Given problem:
In this exercise, reproduce all the entries that follow exactly.

[Collected data entries]
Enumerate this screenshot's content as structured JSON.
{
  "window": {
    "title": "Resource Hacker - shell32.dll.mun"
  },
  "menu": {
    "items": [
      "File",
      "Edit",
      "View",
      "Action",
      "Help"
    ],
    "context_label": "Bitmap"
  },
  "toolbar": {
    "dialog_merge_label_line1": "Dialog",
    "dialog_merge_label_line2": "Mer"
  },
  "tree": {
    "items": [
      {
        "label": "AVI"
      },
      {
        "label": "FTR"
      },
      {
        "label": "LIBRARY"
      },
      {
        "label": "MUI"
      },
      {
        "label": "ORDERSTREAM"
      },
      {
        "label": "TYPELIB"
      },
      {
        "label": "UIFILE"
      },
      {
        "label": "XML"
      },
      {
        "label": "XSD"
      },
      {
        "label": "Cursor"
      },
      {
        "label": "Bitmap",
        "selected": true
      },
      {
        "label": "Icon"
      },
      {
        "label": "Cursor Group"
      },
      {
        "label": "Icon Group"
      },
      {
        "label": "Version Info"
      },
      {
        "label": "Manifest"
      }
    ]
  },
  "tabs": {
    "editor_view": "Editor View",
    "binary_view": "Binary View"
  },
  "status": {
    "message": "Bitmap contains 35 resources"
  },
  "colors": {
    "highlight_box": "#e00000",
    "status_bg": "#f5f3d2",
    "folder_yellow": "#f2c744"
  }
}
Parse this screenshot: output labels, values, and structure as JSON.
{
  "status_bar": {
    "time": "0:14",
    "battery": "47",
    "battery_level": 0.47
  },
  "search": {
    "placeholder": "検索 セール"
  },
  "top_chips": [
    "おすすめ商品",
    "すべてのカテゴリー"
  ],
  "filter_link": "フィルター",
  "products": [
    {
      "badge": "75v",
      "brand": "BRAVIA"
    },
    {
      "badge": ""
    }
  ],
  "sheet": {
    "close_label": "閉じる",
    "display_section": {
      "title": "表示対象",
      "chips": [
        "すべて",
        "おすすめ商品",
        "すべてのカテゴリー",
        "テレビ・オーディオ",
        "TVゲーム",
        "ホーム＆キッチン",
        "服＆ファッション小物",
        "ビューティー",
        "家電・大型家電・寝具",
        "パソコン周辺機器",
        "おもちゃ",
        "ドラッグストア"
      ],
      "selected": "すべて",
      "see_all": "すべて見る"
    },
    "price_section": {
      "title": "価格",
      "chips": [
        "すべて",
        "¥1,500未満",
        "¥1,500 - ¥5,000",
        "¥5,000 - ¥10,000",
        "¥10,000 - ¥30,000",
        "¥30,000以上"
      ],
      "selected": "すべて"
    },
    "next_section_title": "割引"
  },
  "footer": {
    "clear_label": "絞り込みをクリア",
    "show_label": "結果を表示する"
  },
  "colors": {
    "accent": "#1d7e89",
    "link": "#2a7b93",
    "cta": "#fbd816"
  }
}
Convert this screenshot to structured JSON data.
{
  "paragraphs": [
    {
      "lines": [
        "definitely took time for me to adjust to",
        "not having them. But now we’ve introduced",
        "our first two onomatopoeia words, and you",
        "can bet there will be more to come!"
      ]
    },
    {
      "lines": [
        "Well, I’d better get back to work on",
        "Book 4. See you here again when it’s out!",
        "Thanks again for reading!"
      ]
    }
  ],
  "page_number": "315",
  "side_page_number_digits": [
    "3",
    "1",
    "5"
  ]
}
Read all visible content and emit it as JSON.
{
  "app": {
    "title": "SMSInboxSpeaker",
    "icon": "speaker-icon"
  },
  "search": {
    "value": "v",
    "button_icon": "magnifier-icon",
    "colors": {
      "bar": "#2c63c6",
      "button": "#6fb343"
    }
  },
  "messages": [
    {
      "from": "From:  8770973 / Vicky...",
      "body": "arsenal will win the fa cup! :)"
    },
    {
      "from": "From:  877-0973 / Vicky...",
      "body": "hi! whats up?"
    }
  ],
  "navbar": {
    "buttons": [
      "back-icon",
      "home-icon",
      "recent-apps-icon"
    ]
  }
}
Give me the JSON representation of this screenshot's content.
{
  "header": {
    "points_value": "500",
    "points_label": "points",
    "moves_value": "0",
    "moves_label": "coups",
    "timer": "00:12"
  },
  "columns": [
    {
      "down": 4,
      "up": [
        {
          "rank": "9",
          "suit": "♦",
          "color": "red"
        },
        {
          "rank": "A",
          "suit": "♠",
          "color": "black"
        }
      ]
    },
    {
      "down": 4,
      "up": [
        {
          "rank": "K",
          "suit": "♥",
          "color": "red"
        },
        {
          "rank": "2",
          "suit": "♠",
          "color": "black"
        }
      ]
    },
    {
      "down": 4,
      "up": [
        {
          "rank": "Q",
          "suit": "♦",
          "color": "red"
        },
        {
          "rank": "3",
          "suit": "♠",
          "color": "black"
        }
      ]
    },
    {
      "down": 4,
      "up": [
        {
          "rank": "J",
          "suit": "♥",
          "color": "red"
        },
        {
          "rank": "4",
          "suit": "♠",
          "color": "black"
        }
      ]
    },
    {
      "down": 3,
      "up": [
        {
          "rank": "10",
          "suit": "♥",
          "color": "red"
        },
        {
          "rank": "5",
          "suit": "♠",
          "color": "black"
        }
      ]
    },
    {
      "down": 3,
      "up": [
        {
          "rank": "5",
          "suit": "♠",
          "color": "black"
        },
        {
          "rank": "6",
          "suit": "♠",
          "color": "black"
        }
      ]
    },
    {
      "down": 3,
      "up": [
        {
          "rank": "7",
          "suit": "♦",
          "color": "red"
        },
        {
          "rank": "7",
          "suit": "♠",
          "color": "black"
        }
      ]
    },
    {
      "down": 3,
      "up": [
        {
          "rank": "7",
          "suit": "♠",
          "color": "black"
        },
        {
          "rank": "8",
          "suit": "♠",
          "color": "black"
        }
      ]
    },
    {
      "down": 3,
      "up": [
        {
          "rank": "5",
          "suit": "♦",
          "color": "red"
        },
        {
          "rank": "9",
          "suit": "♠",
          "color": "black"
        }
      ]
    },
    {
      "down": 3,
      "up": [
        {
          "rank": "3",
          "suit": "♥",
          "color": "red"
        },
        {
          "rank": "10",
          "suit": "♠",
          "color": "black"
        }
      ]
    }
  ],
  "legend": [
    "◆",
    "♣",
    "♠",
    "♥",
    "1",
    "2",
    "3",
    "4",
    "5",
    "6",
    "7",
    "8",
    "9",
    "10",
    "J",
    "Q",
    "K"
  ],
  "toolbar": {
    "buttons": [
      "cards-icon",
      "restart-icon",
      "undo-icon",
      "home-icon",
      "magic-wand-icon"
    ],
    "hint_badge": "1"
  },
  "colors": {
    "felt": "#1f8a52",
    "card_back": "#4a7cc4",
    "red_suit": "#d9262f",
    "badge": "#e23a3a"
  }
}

Task answer:
Enumerate this screenshot's content as structured JSON.
{
  "window": {
    "title": "Resource Hacker - shell32.dll.mun"
  },
  "menu": {
    "items": [
      "File",
      "Edit",
      "View",
      "Action",
      "Help"
    ],
    "context_label": "Bitmap"
  },
  "toolbar": {
    "dialog_merge_label_line1": "Dialog",
    "dialog_merge_label_line2": "Mer"
  },
  "tree": {
    "items": [
      {
        "label": "AVI"
      },
      {
        "label": "FTR"
      },
      {
        "label": "LIBRARY"
      },
      {
        "label": "MUI"
      },
      {
        "label": "ORDERSTREAM"
      },
      {
        "label": "TYPELIB"
      },
      {
        "label": "UIFILE"
      },
      {
        "label": "XML"
      },
      {
        "label": "XSD"
      },
      {
        "label": "Cursor"
      },
      {
        "label": "Bitmap",
        "selected": true
      },
      {
        "label": "Icon"
      },
      {
        "label": "Cursor Group"
      },
      {
        "label": "Icon Group"
      },
      {
        "label": "Version Info"
      },
      {
        "label": "Manifest"
      }
    ]
  },
  "tabs": {
    "editor_view": "Editor View",
    "binary_view": "Binary View"
  },
  "status": {
    "message": "Bitmap contains 35 resources"
  },
  "colors": {
    "highlight_box": "#e00000",
    "status_bg": "#f5f3d2",
    "folder_yellow": "#f2c744"
  }
}
Parse this screenshot: output labels, values, and structure as JSON.
{
  "status_bar": {
    "time": "0:14",
    "battery": "47",
    "battery_level": 0.47
  },
  "search": {
    "placeholder": "検索 セール"
  },
  "top_chips": [
    "おすすめ商品",
    "すべてのカテゴリー"
  ],
  "filter_link": "フィルター",
  "products": [
    {
      "badge": "75v",
      "brand": "BRAVIA"
    },
    {
      "badge": ""
    }
  ],
  "sheet": {
    "close_label": "閉じる",
    "display_section": {
      "title": "表示対象",
      "chips": [
        "すべて",
        "おすすめ商品",
        "すべてのカテゴリー",
        "テレビ・オーディオ",
        "TVゲーム",
        "ホーム＆キッチン",
        "服＆ファッション小物",
        "ビューティー",
        "家電・大型家電・寝具",
        "パソコン周辺機器",
        "おもちゃ",
        "ドラッグストア"
      ],
      "selected": "すべて",
      "see_all": "すべて見る"
    },
    "price_section": {
      "title": "価格",
      "chips": [
        "すべて",
        "¥1,500未満",
        "¥1,500 - ¥5,000",
        "¥5,000 - ¥10,000",
        "¥10,000 - ¥30,000",
        "¥30,000以上"
      ],
      "selected": "すべて"
    },
    "next_section_title": "割引"
  },
  "footer": {
    "clear_label": "絞り込みをクリア",
    "show_label": "結果を表示する"
  },
  "colors": {
    "accent": "#1d7e89",
    "link": "#2a7b93",
    "cta": "#fbd816"
  }
}
Convert this screenshot to structured JSON data.
{
  "paragraphs": [
    {
      "lines": [
        "definitely took time for me to adjust to",
        "not having them. But now we’ve introduced",
        "our first two onomatopoeia words, and you",
        "can bet there will be more to come!"
      ]
    },
    {
      "lines": [
        "Well, I’d better get back to work on",
        "Book 4. See you here again when it’s out!",
        "Thanks again for reading!"
      ]
    }
  ],
  "page_number": "315",
  "side_page_number_digits": [
    "3",
    "1",
    "5"
  ]
}
Read all visible content and emit it as JSON.
{
  "app": {
    "title": "SMSInboxSpeaker",
    "icon": "speaker-icon"
  },
  "search": {
    "value": "v",
    "button_icon": "magnifier-icon",
    "colors": {
      "bar": "#2c63c6",
      "button": "#6fb343"
    }
  },
  "messages": [
    {
      "from": "From:  8770973 / Vicky...",
      "body": "arsenal will win the fa cup! :)"
    },
    {
      "from": "From:  877-0973 / Vicky...",
      "body": "hi! whats up?"
    }
  ],
  "navbar": {
    "buttons": [
      "back-icon",
      "home-icon",
      "recent-apps-icon"
    ]
  }
}
Give me the JSON representation of this screenshot's content.
{
  "header": {
    "points_value": "500",
    "points_label": "points",
    "moves_value": "0",
    "moves_label": "coups",
    "timer": "00:12"
  },
  "columns": [
    {
      "down": 4,
      "up": [
        {
          "rank": "9",
          "suit": "♦",
          "color": "red"
        },
        {
          "rank": "A",
          "suit": "♠",
          "color": "black"
        }
      ]
    },
    {
      "down": 4,
      "up": [
        {
          "rank": "K",
          "suit": "♥",
          "color": "red"
        },
        {
          "rank": "2",
          "suit": "♠",
          "color": "black"
        }
      ]
    },
    {
      "down": 4,
      "up": [
        {
          "rank": "Q",
          "suit": "♦",
          "color": "red"
        },
        {
          "rank": "3",
          "suit": "♠",
          "color": "black"
        }
      ]
    },
    {
      "down": 4,
      "up": [
        {
          "rank": "J",
          "suit": "♥",
          "color": "red"
        },
        {
          "rank": "4",
          "suit": "♠",
          "color": "black"
        }
      ]
    },
    {
      "down": 3,
      "up": [
        {
          "rank": "10",
          "suit": "♥",
          "color": "red"
        },
        {
          "rank": "5",
          "suit": "♠",
          "color": "black"
        }
      ]
    },
    {
      "down": 3,
      "up": [
        {
          "rank": "5",
          "suit": "♠",
          "color": "black"
        },
        {
          "rank": "6",
          "suit": "♠",
          "color": "black"
        }
      ]
    },
    {
      "down": 3,
      "up": [
        {
          "rank": "7",
          "suit": "♦",
          "color": "red"
        },
        {
          "rank": "7",
          "suit": "♠",
          "color": "black"
        }
      ]
    },
    {
      "down": 3,
      "up": [
        {
          "rank": "7",
          "suit": "♠",
          "color": "black"
        },
        {
          "rank": "8",
          "suit": "♠",
          "color": "black"
        }
      ]
    },
    {
      "down": 3,
      "up": [
        {
          "rank": "5",
          "suit": "♦",
          "color": "red"
        },
        {
          "rank": "9",
          "suit": "♠",
          "color": "black"
        }
      ]
    },
    {
      "down": 3,
      "up": [
        {
          "rank": "3",
          "suit": "♥",
          "color": "red"
        },
        {
          "rank": "10",
          "suit": "♠",
          "color": "black"
        }
      ]
    }
  ],
  "legend": [
    "◆",
    "♣",
    "♠",
    "♥",
    "1",
    "2",
    "3",
    "4",
    "5",
    "6",
    "7",
    "8",
    "9",
    "10",
    "J",
    "Q",
    "K"
  ],
  "toolbar": {
    "buttons": [
      "cards-icon",
      "restart-icon",
      "undo-icon",
      "home-icon",
      "magic-wand-icon"
    ],
    "hint_badge": "1"
  },
  "colors": {
    "felt": "#1f8a52",
    "card_back": "#4a7cc4",
    "red_suit": "#d9262f",
    "badge": "#e23a3a"
  }
}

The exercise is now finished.